EXERCISE INSTRUCTIONS> Filter out everything except lines holding "Bandung".
◆ ◆ ◆ ◆ ◆ ◆ ◆
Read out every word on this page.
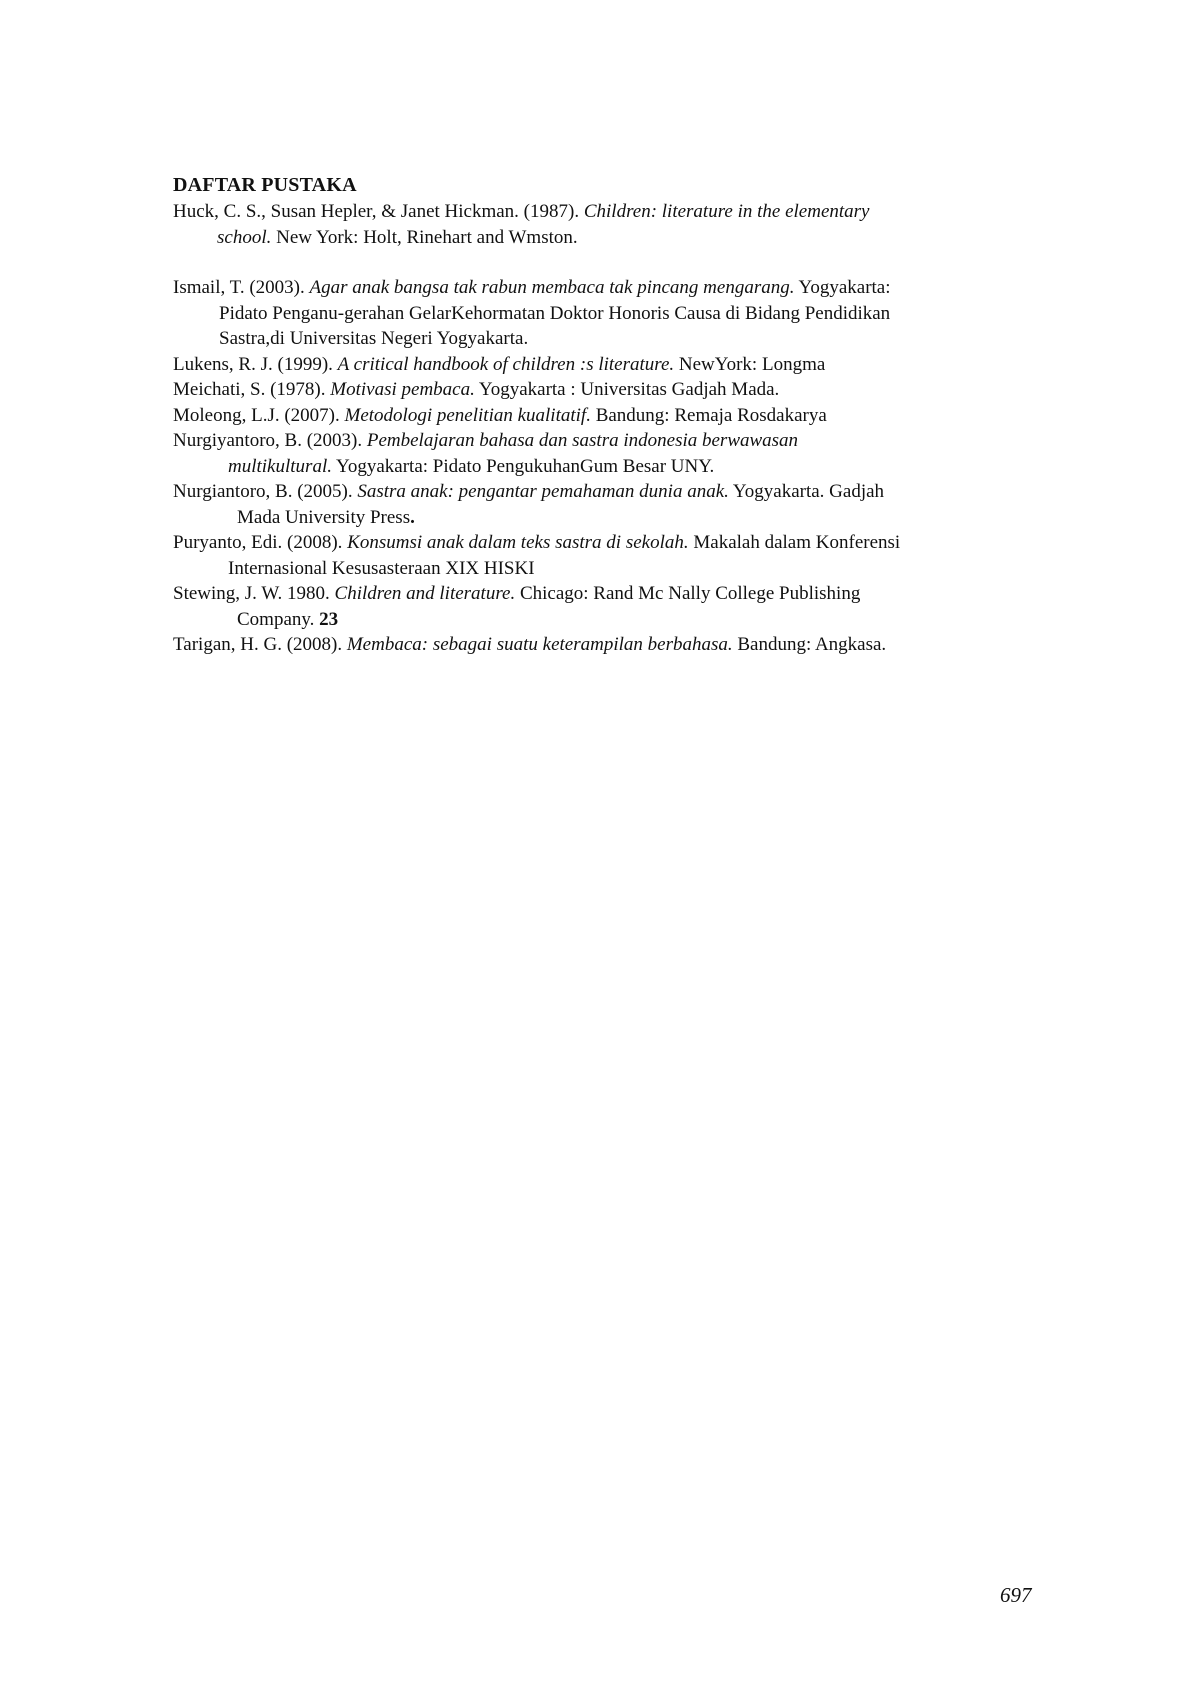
DAFTAR PUSTAKA
Huck, C. S., Susan Hepler, & Janet Hickman. (1987). Children: literature in the elementary
school. New York: Holt, Rinehart and Wmston.
Ismail, T. (2003). Agar anak bangsa tak rabun membaca tak pincang mengarang. Yogyakarta:
Pidato Penganu-gerahan GelarKehormatan Doktor Honoris Causa di Bidang Pendidikan
Sastra,di Universitas Negeri Yogyakarta.
Lukens, R. J. (1999). A critical handbook of children :s literature. NewYork: Longma
Meichati, S. (1978). Motivasi pembaca. Yogyakarta : Universitas Gadjah Mada.
Moleong, L.J. (2007). Metodologi penelitian kualitatif. Bandung: Remaja Rosdakarya
Nurgiyantoro, B. (2003). Pembelajaran bahasa dan sastra indonesia berwawasan
multikultural. Yogyakarta: Pidato PengukuhanGum Besar UNY.
Nurgiantoro, B. (2005). Sastra anak: pengantar pemahaman dunia anak. Yogyakarta. Gadjah
Mada University Press.
Puryanto, Edi. (2008). Konsumsi anak dalam teks sastra di sekolah. Makalah dalam Konferensi
Internasional Kesusasteraan XIX HISKI
Stewing, J. W. 1980. Children and literature. Chicago: Rand Mc Nally College Publishing
Company. 23
Tarigan, H. G. (2008). Membaca: sebagai suatu keterampilan berbahasa. Bandung: Angkasa.
697
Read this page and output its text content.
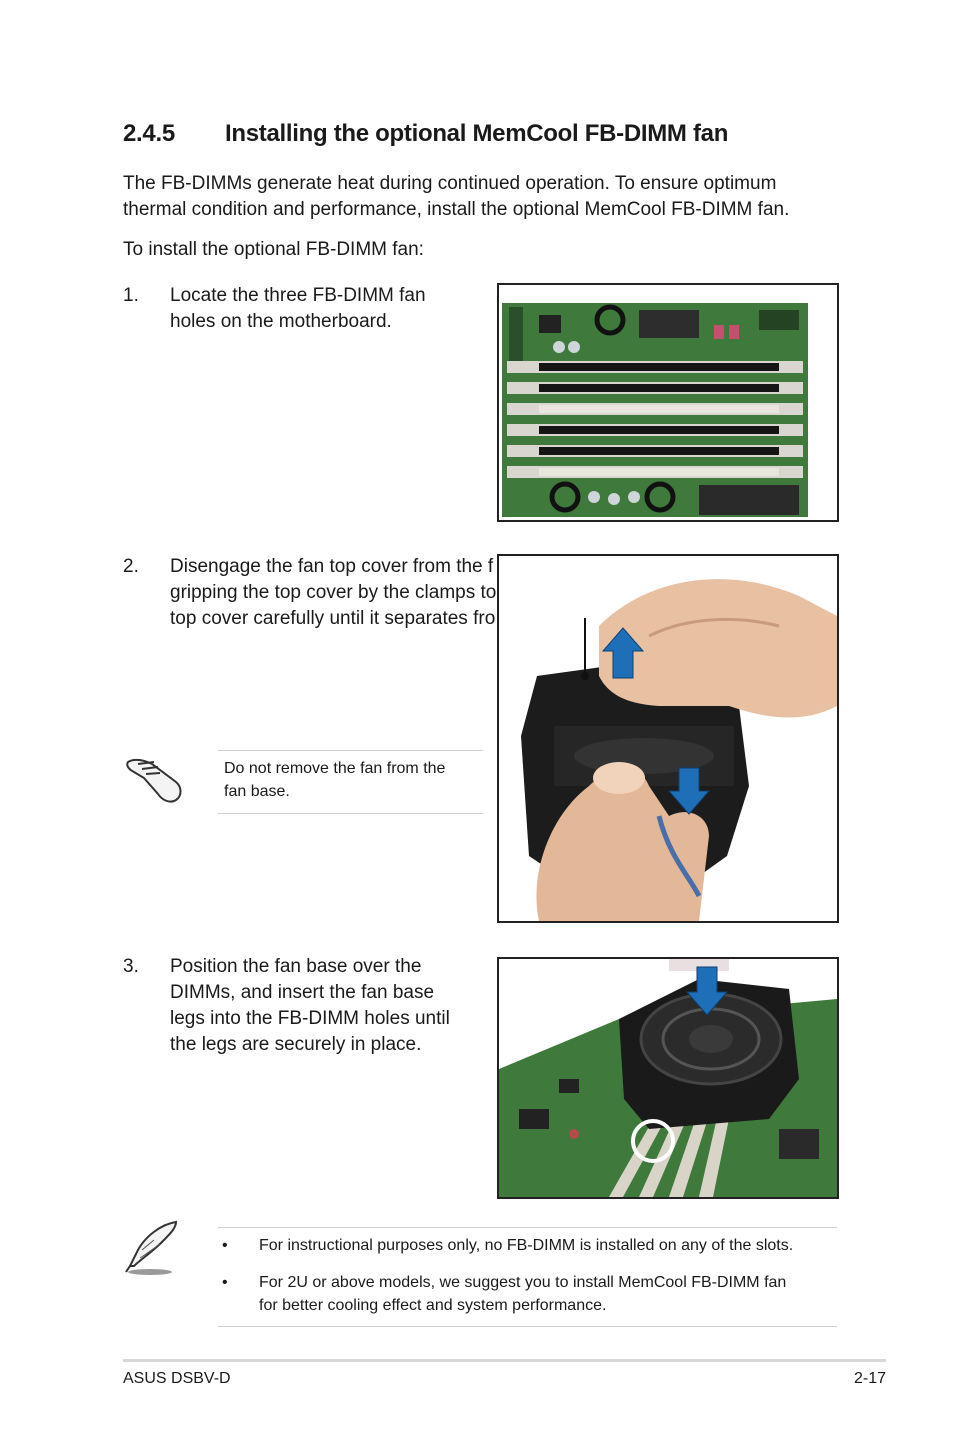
2.4.5 Installing the optional MemCool FB-DIMM fan
The FB-DIMMs generate heat during continued operation. To ensure optimum
thermal condition and performance, install the optional MemCool FB-DIMM fan.
To install the optional FB-DIMM fan:
1. Locate the three FB-DIMM fan
holes on the motherboard.
2. Disengage the fan top cover from the f
gripping the top cover by the clamps to
top cover carefully until it separates fro
Do not remove the fan from the
fan base.
3. Position the fan base over the
DIMMs, and insert the fan base
legs into the FB-DIMM holes until
the legs are securely in place.
• For instructional purposes only, no FB-DIMM is installed on any of the slots.
• For 2U or above models, we suggest you to install MemCool FB-DIMM fan
for better cooling effect and system performance.
ASUS DSBV-D	2-17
◆ ◆ ◆ ◆ ◆ ◆ ◆
SOLUTION FOR THIS PROBLEM>
Moleong, L.J. (2007). Metodologi penelitian kualitatif. Bandung: Remaja Rosdakarya
Tarigan, H. G. (2008). Membaca: sebagai suatu keterampilan berbahasa. Bandung: Angkasa.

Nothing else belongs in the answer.